Records from a collection:
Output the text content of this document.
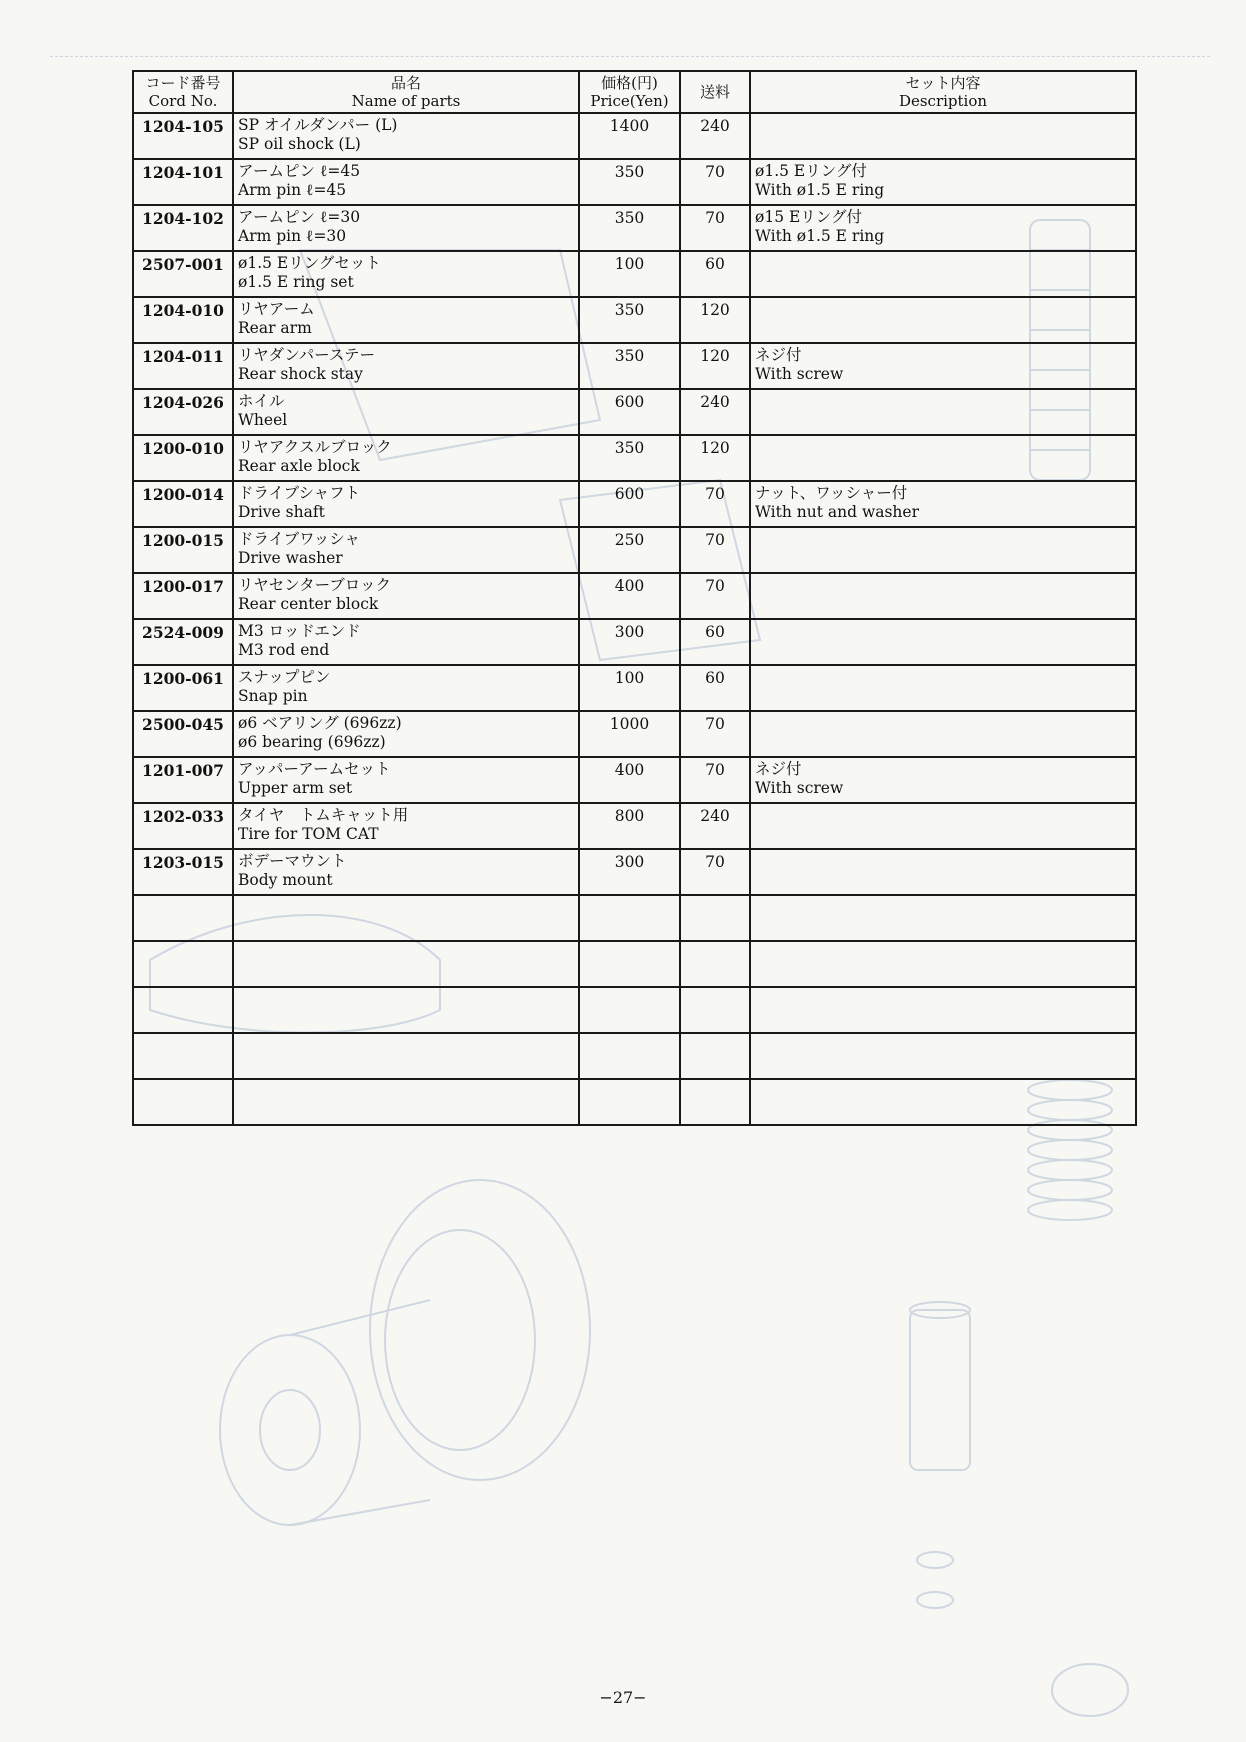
コード番号
Cord No.	品名
Name of parts	価格(円)
Price(Yen)	送料	セット内容
Description

1204-105	SP オイルダンパー (L)
SP oil shock (L)	1400	240	

1204-101	アームピン ℓ=45
Arm pin ℓ=45	350	70	ø1.5 Eリング付
With ø1.5 E ring

1204-102	アームピン ℓ=30
Arm pin ℓ=30	350	70	ø15 Eリング付
With ø1.5 E ring

2507-001	ø1.5 Eリングセット
ø1.5 E ring set	100	60	

1204-010	リヤアーム
Rear arm	350	120	

1204-011	リヤダンパーステー
Rear shock stay	350	120	ネジ付
With screw

1204-026	ホイル
Wheel	600	240	

1200-010	リヤアクスルブロック
Rear axle block	350	120	

1200-014	ドライブシャフト
Drive shaft	600	70	ナット、ワッシャー付
With nut and washer

1200-015	ドライブワッシャ
Drive washer	250	70	

1200-017	リヤセンターブロック
Rear center block	400	70	

2524-009	M3 ロッドエンド
M3 rod end	300	60	

1200-061	スナップピン
Snap pin	100	60	

2500-045	ø6 ベアリング (696zz)
ø6 bearing (696zz)	1000	70	

1201-007	アッパーアームセット
Upper arm set	400	70	ネジ付
With screw

1202-033	タイヤ　トムキャット用
Tire for TOM CAT	800	240	

1203-015	ボデーマウント
Body mount	300	70	

−27−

■ PROBLEM DETAILS:
Repeat the listing verbatim. Skip the pictures.

■ WRITTEN RESPONSE:
Output the text content of this document.
コード番号
Cord No.	品名
Name of parts	価格(円)
Price(Yen)	送料	セット内容
Description

1204-105	SP オイルダンパー (L)
SP oil shock (L)	1400	240	

1204-101	アームピン ℓ=45
Arm pin ℓ=45	350	70	ø1.5 Eリング付
With ø1.5 E ring

1204-102	アームピン ℓ=30
Arm pin ℓ=30	350	70	ø15 Eリング付
With ø1.5 E ring

2507-001	ø1.5 Eリングセット
ø1.5 E ring set	100	60	

1204-010	リヤアーム
Rear arm	350	120	

1204-011	リヤダンパーステー
Rear shock stay	350	120	ネジ付
With screw

1204-026	ホイル
Wheel	600	240	

1200-010	リヤアクスルブロック
Rear axle block	350	120	

1200-014	ドライブシャフト
Drive shaft	600	70	ナット、ワッシャー付
With nut and washer

1200-015	ドライブワッシャ
Drive washer	250	70	

1200-017	リヤセンターブロック
Rear center block	400	70	

2524-009	M3 ロッドエンド
M3 rod end	300	60	

1200-061	スナップピン
Snap pin	100	60	

2500-045	ø6 ベアリング (696zz)
ø6 bearing (696zz)	1000	70	

1201-007	アッパーアームセット
Upper arm set	400	70	ネジ付
With screw

1202-033	タイヤ　トムキャット用
Tire for TOM CAT	800	240	

1203-015	ボデーマウント
Body mount	300	70	

−27−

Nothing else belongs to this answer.